- Material
◆ ◆ ◆ ◆

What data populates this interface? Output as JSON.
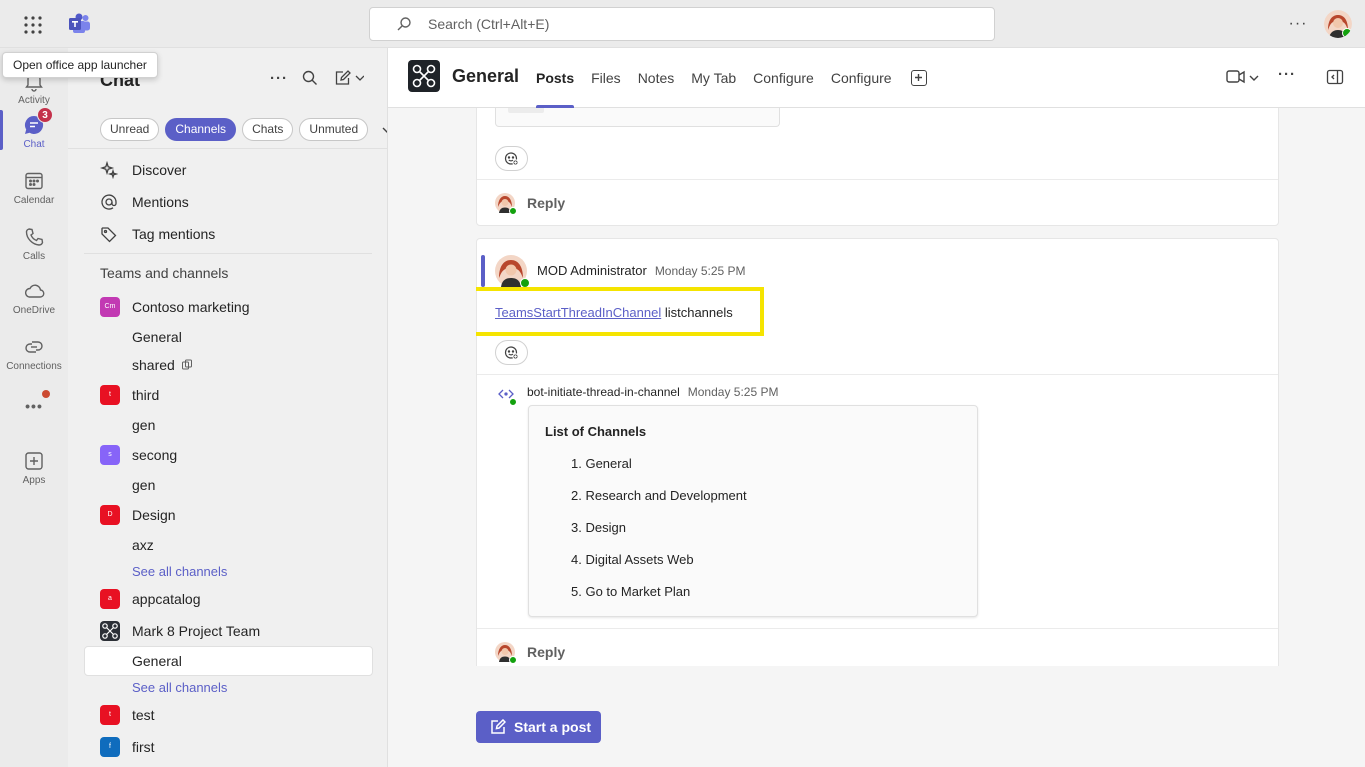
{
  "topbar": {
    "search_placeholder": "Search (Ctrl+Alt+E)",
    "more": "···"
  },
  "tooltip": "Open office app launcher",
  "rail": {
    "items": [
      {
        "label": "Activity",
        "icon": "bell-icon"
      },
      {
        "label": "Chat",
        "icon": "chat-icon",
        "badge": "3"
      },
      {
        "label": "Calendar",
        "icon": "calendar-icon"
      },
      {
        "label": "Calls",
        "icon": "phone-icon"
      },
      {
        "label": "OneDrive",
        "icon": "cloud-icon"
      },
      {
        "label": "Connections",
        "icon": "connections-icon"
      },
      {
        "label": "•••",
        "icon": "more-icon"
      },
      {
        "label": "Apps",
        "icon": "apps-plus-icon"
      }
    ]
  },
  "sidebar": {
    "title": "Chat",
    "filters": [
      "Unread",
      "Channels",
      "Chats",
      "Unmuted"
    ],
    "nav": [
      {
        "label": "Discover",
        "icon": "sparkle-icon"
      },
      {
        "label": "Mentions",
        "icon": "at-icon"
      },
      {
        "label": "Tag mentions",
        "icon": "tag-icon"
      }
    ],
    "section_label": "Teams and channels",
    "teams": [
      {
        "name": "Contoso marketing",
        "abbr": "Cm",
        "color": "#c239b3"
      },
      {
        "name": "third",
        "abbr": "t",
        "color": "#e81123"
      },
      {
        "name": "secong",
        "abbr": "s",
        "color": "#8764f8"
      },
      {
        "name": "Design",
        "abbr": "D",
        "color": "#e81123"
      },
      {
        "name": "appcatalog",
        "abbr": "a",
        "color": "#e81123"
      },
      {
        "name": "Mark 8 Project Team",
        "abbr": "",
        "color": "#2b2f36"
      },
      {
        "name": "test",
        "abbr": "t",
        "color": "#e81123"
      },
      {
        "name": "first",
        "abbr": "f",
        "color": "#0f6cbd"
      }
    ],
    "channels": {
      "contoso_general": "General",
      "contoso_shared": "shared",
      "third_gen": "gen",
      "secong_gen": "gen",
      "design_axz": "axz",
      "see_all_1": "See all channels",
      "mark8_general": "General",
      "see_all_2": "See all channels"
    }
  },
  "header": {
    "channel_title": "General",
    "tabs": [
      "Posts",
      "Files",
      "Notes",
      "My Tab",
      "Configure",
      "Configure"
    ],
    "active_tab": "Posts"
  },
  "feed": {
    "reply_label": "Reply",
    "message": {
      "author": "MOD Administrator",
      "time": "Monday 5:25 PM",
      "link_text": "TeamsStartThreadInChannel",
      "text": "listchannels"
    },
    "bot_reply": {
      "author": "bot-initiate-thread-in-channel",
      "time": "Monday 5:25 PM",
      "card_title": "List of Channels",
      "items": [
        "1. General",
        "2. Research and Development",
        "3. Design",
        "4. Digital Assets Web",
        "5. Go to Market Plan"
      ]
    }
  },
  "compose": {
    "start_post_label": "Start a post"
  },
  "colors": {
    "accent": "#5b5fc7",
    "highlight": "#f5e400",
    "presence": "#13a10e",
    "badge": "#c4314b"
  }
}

◆ ◆ ◆ ◆

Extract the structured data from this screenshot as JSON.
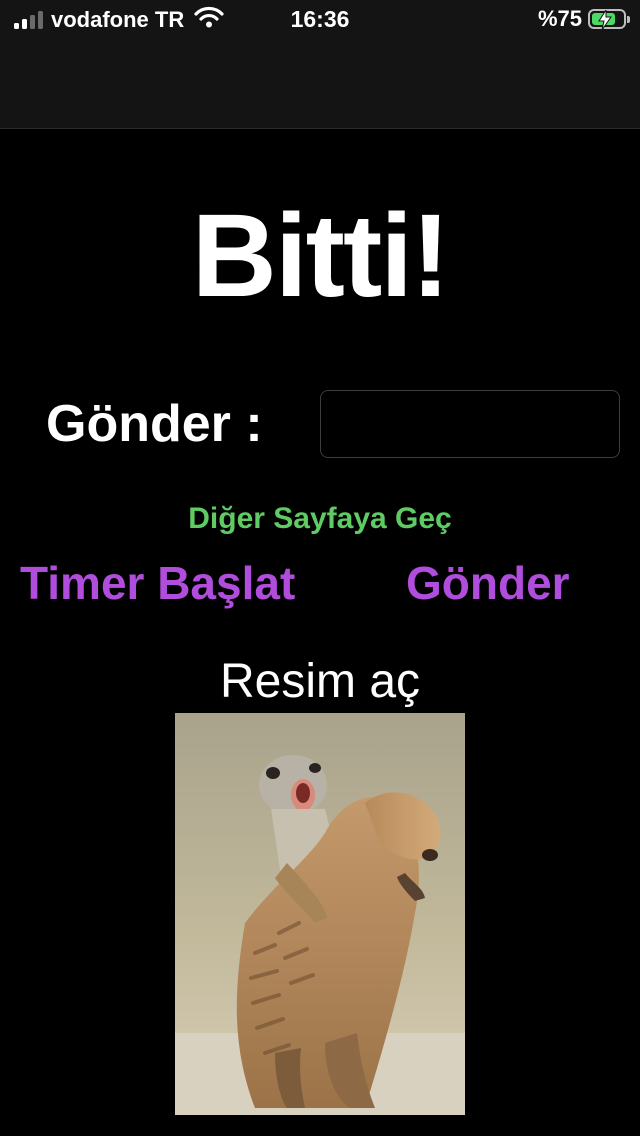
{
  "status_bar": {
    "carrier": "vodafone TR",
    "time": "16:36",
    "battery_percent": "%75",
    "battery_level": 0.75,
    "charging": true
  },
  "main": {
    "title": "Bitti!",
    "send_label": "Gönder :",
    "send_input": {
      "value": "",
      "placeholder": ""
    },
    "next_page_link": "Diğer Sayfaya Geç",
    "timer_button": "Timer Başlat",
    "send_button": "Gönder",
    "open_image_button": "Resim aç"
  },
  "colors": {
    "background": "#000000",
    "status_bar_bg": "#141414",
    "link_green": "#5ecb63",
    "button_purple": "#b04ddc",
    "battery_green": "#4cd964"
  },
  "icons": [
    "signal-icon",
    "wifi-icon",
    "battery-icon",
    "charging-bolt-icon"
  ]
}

◆ ◆ ◆ ◆

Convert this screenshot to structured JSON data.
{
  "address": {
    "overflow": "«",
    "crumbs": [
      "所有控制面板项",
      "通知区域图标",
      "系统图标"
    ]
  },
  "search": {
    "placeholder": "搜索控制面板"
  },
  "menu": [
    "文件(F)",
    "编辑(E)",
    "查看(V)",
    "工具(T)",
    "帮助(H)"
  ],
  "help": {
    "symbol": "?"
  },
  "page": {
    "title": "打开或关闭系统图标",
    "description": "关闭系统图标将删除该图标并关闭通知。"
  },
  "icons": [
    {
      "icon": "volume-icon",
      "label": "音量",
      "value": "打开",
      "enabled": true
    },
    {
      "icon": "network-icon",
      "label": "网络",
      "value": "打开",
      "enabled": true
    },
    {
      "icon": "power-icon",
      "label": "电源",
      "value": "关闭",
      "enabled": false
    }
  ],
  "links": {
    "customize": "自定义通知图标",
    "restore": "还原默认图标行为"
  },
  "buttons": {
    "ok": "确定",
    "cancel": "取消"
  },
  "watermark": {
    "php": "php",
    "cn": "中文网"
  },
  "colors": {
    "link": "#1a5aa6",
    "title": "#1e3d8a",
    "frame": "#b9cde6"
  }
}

◆ ◆ ◆ ◆

- Aim
Pick out the lines containing the string "Gönder" and show them.

- Expected output
    "send_label": "Gönder :",
    "send_button": "Gönder",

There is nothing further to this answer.